--- Start of Records supplied ---

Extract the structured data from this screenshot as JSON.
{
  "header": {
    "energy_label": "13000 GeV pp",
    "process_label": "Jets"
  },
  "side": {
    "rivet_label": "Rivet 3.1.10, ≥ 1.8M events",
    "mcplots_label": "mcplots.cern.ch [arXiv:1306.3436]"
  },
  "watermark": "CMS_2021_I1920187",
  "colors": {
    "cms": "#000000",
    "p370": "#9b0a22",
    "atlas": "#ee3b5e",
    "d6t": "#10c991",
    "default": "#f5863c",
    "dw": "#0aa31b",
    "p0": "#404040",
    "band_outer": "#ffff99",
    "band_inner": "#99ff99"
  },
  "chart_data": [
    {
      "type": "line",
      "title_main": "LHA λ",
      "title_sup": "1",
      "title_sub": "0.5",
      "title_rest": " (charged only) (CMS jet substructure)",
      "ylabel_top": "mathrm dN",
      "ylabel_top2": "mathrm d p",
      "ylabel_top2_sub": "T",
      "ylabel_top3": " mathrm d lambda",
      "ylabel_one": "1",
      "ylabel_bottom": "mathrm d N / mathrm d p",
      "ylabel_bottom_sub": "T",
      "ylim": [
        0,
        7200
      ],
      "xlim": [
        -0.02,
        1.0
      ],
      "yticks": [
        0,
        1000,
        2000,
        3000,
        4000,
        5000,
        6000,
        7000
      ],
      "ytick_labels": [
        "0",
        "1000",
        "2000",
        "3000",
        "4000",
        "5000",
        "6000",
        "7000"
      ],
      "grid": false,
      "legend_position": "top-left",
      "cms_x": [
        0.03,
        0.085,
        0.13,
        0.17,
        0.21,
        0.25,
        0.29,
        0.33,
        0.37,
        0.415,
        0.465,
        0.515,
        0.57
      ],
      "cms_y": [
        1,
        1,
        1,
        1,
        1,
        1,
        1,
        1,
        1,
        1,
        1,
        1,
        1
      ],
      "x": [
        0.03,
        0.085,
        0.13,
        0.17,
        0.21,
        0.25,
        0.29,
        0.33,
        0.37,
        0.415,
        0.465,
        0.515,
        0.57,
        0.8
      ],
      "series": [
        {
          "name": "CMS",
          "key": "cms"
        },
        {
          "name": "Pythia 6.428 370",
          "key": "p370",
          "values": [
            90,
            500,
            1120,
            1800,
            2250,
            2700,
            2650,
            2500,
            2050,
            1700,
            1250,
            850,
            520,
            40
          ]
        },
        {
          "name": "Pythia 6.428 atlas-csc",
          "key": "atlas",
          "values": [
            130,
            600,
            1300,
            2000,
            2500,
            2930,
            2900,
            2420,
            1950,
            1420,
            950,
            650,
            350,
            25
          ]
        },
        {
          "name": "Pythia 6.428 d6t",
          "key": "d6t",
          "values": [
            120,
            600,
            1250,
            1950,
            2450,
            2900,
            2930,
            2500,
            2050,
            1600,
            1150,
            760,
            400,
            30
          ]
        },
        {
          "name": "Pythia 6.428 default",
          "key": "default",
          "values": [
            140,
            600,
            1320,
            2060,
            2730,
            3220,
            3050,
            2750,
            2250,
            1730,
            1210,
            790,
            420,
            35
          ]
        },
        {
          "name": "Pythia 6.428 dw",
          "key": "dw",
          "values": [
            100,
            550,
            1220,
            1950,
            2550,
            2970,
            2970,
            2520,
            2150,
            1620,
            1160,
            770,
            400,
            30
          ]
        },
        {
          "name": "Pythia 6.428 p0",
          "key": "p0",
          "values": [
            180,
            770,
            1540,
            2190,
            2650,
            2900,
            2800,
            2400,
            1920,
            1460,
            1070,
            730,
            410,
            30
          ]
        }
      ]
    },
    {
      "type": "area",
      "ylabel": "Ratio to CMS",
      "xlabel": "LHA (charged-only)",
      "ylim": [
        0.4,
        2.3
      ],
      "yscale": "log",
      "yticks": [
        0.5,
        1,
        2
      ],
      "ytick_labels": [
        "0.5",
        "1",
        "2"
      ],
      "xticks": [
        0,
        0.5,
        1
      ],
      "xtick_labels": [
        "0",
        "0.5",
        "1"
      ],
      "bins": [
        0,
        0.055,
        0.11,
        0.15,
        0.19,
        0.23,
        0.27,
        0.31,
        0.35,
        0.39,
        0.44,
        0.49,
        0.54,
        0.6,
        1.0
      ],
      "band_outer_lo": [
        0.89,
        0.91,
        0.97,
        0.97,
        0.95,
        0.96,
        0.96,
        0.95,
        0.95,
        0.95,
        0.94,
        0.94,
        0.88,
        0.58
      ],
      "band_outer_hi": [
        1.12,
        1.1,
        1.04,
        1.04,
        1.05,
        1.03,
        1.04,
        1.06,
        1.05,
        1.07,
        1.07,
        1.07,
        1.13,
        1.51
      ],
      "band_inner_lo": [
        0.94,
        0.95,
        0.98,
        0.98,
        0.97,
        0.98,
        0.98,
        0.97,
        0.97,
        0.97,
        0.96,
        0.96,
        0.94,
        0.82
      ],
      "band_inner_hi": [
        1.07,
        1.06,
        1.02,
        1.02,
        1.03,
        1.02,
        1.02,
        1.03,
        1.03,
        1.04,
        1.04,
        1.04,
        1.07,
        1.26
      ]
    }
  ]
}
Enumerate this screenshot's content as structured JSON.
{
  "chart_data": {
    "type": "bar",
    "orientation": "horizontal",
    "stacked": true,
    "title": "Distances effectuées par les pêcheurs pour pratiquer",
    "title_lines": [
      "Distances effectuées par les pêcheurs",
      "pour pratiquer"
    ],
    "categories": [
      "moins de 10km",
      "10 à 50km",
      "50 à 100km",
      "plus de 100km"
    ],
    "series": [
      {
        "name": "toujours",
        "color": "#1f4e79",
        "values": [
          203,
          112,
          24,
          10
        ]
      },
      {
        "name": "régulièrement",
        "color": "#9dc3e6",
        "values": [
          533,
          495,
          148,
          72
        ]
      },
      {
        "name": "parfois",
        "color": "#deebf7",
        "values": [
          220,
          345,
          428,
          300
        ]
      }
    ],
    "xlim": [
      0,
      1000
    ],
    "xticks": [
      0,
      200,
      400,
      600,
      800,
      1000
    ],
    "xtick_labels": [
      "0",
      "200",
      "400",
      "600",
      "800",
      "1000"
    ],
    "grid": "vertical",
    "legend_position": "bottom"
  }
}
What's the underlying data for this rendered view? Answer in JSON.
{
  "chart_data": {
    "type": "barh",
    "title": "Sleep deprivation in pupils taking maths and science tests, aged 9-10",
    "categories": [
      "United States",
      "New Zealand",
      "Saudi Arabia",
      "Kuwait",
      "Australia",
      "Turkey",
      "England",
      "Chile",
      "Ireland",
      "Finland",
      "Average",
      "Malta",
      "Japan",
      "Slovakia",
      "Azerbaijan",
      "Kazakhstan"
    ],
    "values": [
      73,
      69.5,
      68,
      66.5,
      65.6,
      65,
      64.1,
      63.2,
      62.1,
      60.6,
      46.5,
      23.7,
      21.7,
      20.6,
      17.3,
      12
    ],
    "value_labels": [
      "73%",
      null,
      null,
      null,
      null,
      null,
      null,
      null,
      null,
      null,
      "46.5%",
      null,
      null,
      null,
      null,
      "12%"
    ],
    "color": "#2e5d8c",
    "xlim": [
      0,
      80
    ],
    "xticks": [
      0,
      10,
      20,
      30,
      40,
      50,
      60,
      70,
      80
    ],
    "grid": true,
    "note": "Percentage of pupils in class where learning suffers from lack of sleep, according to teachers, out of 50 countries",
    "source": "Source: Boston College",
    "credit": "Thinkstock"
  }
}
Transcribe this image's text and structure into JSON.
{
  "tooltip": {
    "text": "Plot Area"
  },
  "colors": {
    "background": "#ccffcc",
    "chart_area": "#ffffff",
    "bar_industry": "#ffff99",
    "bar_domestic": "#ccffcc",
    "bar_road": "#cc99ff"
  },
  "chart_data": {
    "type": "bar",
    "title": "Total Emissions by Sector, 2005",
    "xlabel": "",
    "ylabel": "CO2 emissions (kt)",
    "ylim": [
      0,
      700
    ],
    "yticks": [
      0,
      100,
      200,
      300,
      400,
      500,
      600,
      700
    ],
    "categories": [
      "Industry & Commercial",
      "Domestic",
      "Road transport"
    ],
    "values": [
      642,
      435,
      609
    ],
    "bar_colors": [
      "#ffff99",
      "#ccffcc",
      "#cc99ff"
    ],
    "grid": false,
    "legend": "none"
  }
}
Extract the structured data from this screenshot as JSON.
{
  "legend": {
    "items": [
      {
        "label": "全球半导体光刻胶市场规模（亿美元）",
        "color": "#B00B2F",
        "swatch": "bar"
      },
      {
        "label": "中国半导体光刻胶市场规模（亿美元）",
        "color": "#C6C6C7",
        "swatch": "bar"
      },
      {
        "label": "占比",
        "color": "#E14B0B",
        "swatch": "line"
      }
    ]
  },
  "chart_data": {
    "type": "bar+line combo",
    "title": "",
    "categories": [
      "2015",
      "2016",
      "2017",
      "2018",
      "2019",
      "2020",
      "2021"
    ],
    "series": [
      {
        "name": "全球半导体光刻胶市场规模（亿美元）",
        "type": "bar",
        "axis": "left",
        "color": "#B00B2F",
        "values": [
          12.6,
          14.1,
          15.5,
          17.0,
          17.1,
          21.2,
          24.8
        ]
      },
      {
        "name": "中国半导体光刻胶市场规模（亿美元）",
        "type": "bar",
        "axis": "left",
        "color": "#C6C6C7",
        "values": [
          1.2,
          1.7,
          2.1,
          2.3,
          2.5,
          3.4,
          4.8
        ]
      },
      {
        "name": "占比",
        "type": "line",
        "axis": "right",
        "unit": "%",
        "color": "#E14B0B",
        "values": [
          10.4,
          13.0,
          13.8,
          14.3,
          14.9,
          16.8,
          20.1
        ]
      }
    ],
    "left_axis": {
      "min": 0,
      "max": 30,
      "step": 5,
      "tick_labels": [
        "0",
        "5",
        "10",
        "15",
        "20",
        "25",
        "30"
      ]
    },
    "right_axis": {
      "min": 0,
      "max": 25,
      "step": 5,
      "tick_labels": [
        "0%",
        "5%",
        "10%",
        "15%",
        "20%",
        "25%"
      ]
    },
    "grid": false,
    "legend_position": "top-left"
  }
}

--- End of Records supplied ---

### The exercise
Scan the entries above for the word "mathrm" and collect each line holding it.

### Solution to this problem
      "ylabel_top": "mathrm dN",
      "ylabel_top2": "mathrm d p",
      "ylabel_top3": " mathrm d lambda",
      "ylabel_bottom": "mathrm d N / mathrm d p",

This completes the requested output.